INSTRUCTION: Each line below should be reproduced without any alteration.

PROVIDED DATA:
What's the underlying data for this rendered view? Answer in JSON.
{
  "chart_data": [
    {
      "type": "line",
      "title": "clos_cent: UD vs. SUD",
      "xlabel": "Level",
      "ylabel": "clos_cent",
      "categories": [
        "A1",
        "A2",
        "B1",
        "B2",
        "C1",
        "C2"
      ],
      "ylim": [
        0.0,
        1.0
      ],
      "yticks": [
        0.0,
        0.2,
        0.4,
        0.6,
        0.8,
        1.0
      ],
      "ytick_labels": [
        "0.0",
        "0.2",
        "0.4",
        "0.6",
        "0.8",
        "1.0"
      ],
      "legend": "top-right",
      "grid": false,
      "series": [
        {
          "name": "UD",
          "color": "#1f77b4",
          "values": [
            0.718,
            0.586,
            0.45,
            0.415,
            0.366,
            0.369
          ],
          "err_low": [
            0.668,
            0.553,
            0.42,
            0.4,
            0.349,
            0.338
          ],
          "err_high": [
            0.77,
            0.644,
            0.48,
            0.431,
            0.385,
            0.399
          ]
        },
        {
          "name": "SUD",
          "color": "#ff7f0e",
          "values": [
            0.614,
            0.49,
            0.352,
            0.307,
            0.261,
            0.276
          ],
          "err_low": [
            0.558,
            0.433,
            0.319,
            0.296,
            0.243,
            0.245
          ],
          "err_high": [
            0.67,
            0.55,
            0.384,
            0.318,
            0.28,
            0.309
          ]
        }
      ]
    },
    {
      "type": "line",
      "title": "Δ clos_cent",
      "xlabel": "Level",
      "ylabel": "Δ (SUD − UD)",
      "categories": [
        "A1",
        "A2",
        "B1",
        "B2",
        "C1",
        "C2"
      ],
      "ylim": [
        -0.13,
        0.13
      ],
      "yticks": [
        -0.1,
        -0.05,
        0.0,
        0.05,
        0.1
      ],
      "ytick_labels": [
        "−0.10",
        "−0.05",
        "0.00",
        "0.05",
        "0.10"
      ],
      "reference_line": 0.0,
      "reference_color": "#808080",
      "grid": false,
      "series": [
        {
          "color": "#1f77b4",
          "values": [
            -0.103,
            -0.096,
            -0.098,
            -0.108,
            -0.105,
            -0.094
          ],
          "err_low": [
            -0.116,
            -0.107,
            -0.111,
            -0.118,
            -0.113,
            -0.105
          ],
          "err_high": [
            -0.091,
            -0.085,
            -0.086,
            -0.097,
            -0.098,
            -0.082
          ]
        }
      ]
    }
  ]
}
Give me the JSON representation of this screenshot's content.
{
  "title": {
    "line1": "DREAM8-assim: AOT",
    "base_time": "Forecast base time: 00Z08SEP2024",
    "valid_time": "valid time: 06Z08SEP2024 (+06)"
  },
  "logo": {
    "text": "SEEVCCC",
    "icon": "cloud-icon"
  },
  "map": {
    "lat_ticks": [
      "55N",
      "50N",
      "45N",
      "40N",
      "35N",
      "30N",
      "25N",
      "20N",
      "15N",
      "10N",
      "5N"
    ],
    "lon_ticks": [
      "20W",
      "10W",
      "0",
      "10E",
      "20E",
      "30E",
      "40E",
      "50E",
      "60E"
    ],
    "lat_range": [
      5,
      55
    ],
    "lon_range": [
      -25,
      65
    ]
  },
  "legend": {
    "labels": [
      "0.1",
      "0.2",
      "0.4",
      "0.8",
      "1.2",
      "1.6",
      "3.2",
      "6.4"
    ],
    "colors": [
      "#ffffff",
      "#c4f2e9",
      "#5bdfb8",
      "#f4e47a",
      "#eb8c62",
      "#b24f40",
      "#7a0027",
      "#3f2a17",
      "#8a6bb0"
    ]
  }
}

EXPECTED ANSWER:
What's the underlying data for this rendered view? Answer in JSON.
{
  "chart_data": [
    {
      "type": "line",
      "title": "clos_cent: UD vs. SUD",
      "xlabel": "Level",
      "ylabel": "clos_cent",
      "categories": [
        "A1",
        "A2",
        "B1",
        "B2",
        "C1",
        "C2"
      ],
      "ylim": [
        0.0,
        1.0
      ],
      "yticks": [
        0.0,
        0.2,
        0.4,
        0.6,
        0.8,
        1.0
      ],
      "ytick_labels": [
        "0.0",
        "0.2",
        "0.4",
        "0.6",
        "0.8",
        "1.0"
      ],
      "legend": "top-right",
      "grid": false,
      "series": [
        {
          "name": "UD",
          "color": "#1f77b4",
          "values": [
            0.718,
            0.586,
            0.45,
            0.415,
            0.366,
            0.369
          ],
          "err_low": [
            0.668,
            0.553,
            0.42,
            0.4,
            0.349,
            0.338
          ],
          "err_high": [
            0.77,
            0.644,
            0.48,
            0.431,
            0.385,
            0.399
          ]
        },
        {
          "name": "SUD",
          "color": "#ff7f0e",
          "values": [
            0.614,
            0.49,
            0.352,
            0.307,
            0.261,
            0.276
          ],
          "err_low": [
            0.558,
            0.433,
            0.319,
            0.296,
            0.243,
            0.245
          ],
          "err_high": [
            0.67,
            0.55,
            0.384,
            0.318,
            0.28,
            0.309
          ]
        }
      ]
    },
    {
      "type": "line",
      "title": "Δ clos_cent",
      "xlabel": "Level",
      "ylabel": "Δ (SUD − UD)",
      "categories": [
        "A1",
        "A2",
        "B1",
        "B2",
        "C1",
        "C2"
      ],
      "ylim": [
        -0.13,
        0.13
      ],
      "yticks": [
        -0.1,
        -0.05,
        0.0,
        0.05,
        0.1
      ],
      "ytick_labels": [
        "−0.10",
        "−0.05",
        "0.00",
        "0.05",
        "0.10"
      ],
      "reference_line": 0.0,
      "reference_color": "#808080",
      "grid": false,
      "series": [
        {
          "color": "#1f77b4",
          "values": [
            -0.103,
            -0.096,
            -0.098,
            -0.108,
            -0.105,
            -0.094
          ],
          "err_low": [
            -0.116,
            -0.107,
            -0.111,
            -0.118,
            -0.113,
            -0.105
          ],
          "err_high": [
            -0.091,
            -0.085,
            -0.086,
            -0.097,
            -0.098,
            -0.082
          ]
        }
      ]
    }
  ]
}
Give me the JSON representation of this screenshot's content.
{
  "title": {
    "line1": "DREAM8-assim: AOT",
    "base_time": "Forecast base time: 00Z08SEP2024",
    "valid_time": "valid time: 06Z08SEP2024 (+06)"
  },
  "logo": {
    "text": "SEEVCCC",
    "icon": "cloud-icon"
  },
  "map": {
    "lat_ticks": [
      "55N",
      "50N",
      "45N",
      "40N",
      "35N",
      "30N",
      "25N",
      "20N",
      "15N",
      "10N",
      "5N"
    ],
    "lon_ticks": [
      "20W",
      "10W",
      "0",
      "10E",
      "20E",
      "30E",
      "40E",
      "50E",
      "60E"
    ],
    "lat_range": [
      5,
      55
    ],
    "lon_range": [
      -25,
      65
    ]
  },
  "legend": {
    "labels": [
      "0.1",
      "0.2",
      "0.4",
      "0.8",
      "1.2",
      "1.6",
      "3.2",
      "6.4"
    ],
    "colors": [
      "#ffffff",
      "#c4f2e9",
      "#5bdfb8",
      "#f4e47a",
      "#eb8c62",
      "#b24f40",
      "#7a0027",
      "#3f2a17",
      "#8a6bb0"
    ]
  }
}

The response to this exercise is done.